_YOUR TASK_:
Where does the string "screenshot" appear? Copy every line of the entries below that holds it.

Data records:
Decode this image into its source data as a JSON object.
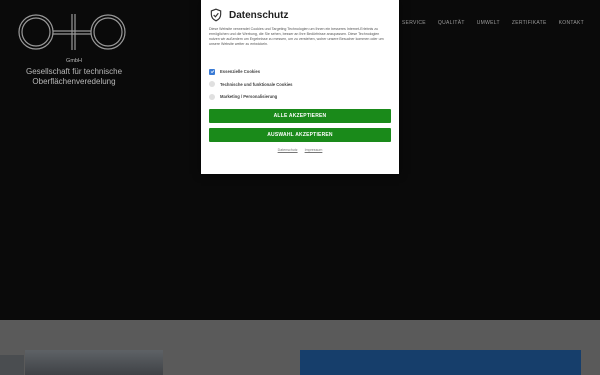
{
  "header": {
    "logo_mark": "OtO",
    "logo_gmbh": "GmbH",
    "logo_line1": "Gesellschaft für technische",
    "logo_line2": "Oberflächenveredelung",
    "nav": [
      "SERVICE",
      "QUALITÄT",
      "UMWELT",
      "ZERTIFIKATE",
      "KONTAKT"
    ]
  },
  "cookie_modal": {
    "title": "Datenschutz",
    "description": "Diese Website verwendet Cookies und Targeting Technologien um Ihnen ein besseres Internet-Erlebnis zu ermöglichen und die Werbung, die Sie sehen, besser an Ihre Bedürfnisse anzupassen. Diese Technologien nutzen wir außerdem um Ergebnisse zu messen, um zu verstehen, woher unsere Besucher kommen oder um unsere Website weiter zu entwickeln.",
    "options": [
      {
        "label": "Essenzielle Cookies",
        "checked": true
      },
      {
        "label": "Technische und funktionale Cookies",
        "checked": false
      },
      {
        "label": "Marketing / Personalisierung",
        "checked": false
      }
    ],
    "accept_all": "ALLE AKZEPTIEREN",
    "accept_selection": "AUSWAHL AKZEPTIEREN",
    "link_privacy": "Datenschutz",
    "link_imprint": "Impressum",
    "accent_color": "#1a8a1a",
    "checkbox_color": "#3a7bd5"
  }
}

==

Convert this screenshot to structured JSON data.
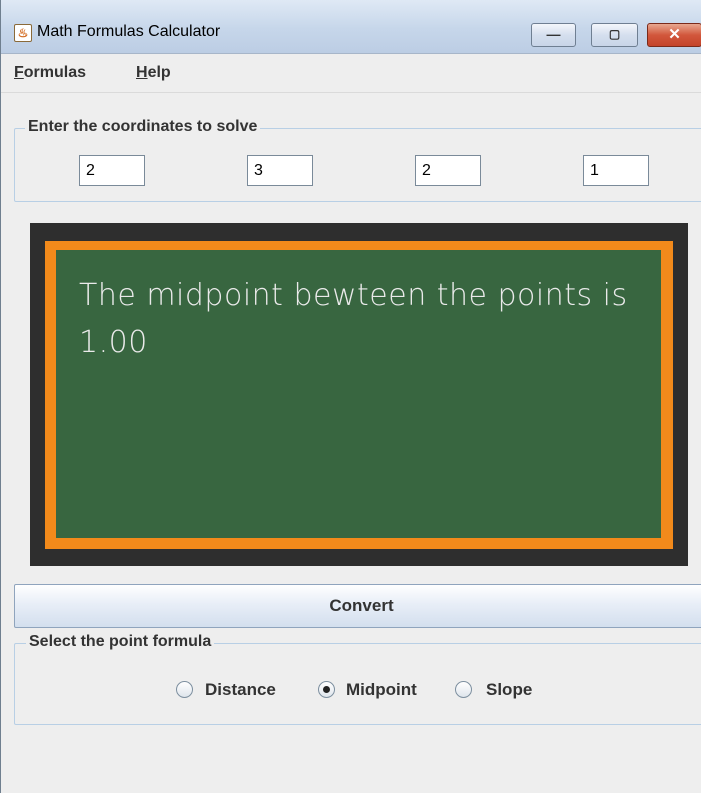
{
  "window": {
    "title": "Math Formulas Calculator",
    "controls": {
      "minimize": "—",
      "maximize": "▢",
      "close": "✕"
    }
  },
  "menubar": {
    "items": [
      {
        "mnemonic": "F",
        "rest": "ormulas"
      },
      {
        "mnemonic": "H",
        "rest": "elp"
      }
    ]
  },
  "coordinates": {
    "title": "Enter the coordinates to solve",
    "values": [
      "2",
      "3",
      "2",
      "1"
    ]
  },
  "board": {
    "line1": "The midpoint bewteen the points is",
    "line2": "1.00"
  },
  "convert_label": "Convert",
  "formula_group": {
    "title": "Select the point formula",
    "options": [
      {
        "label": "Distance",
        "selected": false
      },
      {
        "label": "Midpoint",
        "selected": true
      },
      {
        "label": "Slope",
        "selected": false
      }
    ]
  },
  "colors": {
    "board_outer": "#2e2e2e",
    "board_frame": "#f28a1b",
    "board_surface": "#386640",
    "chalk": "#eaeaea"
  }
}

* * *

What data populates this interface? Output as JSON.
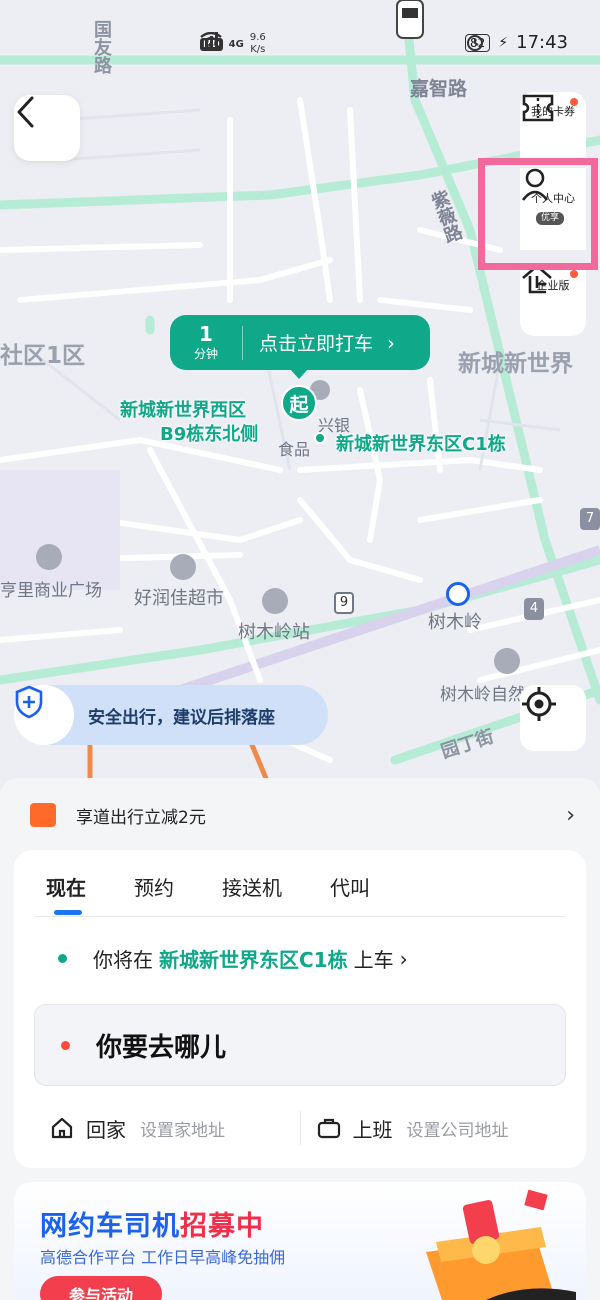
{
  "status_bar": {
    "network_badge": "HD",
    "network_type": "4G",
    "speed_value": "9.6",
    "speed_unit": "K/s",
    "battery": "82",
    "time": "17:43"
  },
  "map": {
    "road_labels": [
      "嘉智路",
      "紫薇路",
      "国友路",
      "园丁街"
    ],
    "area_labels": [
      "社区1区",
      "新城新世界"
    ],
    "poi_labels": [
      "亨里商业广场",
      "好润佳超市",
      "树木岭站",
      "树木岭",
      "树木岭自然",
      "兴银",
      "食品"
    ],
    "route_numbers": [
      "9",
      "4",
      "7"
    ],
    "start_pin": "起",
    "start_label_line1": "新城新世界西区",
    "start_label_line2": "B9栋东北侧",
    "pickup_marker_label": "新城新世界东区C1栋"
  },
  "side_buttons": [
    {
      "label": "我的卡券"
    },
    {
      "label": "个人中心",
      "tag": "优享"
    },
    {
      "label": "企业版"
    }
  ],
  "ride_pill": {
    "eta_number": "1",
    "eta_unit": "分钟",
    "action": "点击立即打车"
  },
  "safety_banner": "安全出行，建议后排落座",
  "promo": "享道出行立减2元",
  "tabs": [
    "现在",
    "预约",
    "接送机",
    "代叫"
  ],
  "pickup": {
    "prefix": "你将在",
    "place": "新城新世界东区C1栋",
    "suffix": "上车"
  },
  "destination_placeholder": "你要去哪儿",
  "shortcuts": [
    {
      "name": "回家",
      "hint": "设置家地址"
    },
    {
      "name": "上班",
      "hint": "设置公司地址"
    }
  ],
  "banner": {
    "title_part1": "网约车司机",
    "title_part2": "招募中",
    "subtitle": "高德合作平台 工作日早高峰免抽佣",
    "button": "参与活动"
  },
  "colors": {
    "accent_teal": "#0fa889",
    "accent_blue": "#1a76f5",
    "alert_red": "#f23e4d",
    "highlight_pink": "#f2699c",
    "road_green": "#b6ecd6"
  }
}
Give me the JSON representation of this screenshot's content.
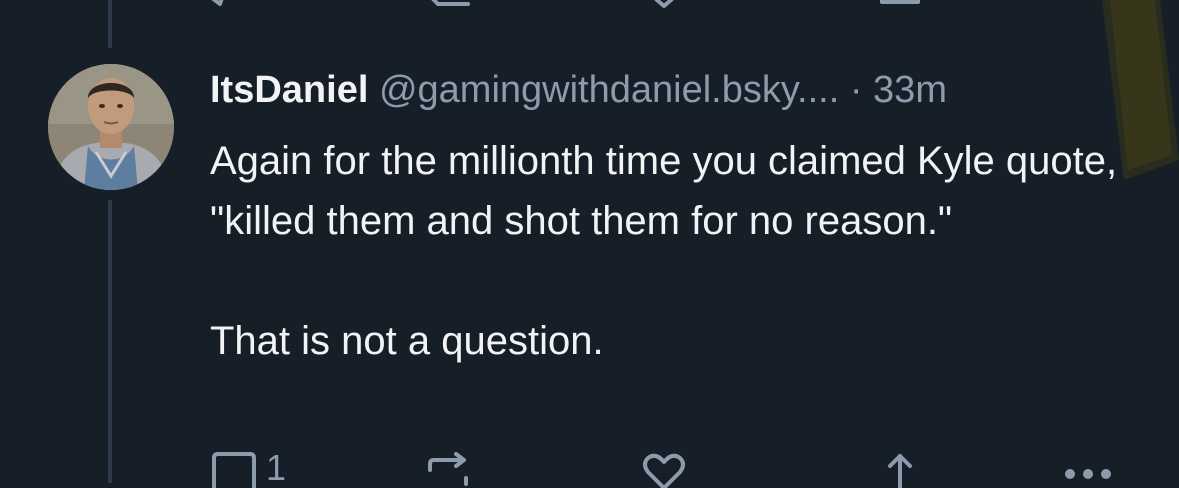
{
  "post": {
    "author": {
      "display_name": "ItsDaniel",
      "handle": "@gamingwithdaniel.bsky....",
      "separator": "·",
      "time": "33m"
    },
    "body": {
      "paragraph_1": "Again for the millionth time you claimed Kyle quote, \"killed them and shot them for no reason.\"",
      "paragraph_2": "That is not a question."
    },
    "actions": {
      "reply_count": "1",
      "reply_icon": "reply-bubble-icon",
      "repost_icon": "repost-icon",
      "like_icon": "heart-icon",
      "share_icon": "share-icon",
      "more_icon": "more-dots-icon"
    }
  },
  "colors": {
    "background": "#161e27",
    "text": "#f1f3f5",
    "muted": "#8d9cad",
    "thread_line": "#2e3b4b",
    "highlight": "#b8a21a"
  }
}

_EXERCISE OUTPUT_:
Convert this screenshot to structured JSON data.
Give me the JSON representation of this screenshot's content.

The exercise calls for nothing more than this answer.